▶ Task: All entries must be repeated exactly; do not include the pictures.

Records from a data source
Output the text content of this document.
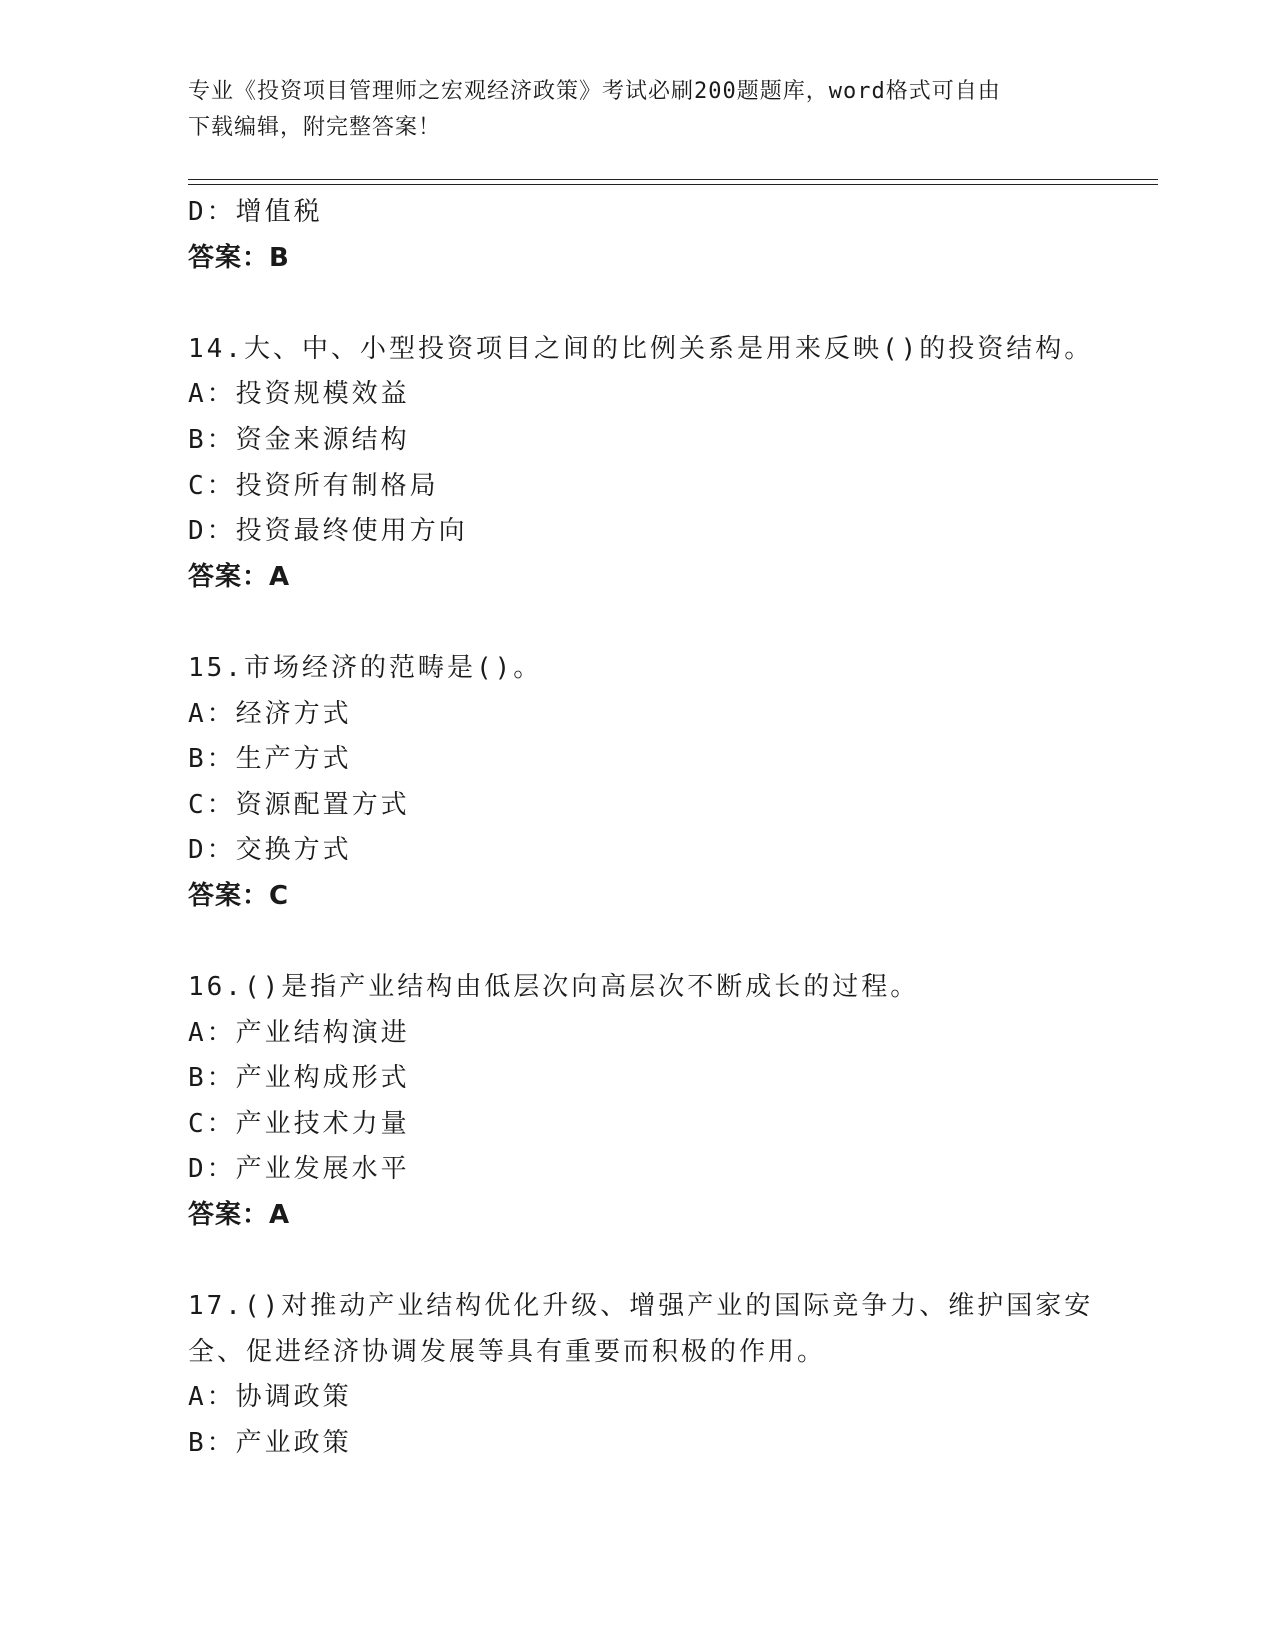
专业《投资项目管理师之宏观经济政策》考试必刷200题题库，word格式可自由
下载编辑，附完整答案！
D：增值税
答案：B
14.大、中、小型投资项目之间的比例关系是用来反映()的投资结构。
A：投资规模效益
B：资金来源结构
C：投资所有制格局
D：投资最终使用方向
答案：A
15.市场经济的范畴是()。
A：经济方式
B：生产方式
C：资源配置方式
D：交换方式
答案：C
16.()是指产业结构由低层次向高层次不断成长的过程。
A：产业结构演进
B：产业构成形式
C：产业技术力量
D：产业发展水平
答案：A
17.()对推动产业结构优化升级、增强产业的国际竞争力、维护国家安
全、促进经济协调发展等具有重要而积极的作用。
A：协调政策
B：产业政策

▶ Exercise result:
Output the text content of this document.
专业《投资项目管理师之宏观经济政策》考试必刷200题题库，word格式可自由
下载编辑，附完整答案！
D：增值税
答案：B
14.大、中、小型投资项目之间的比例关系是用来反映()的投资结构。
A：投资规模效益
B：资金来源结构
C：投资所有制格局
D：投资最终使用方向
答案：A
15.市场经济的范畴是()。
A：经济方式
B：生产方式
C：资源配置方式
D：交换方式
答案：C
16.()是指产业结构由低层次向高层次不断成长的过程。
A：产业结构演进
B：产业构成形式
C：产业技术力量
D：产业发展水平
答案：A
17.()对推动产业结构优化升级、增强产业的国际竞争力、维护国家安
全、促进经济协调发展等具有重要而积极的作用。
A：协调政策
B：产业政策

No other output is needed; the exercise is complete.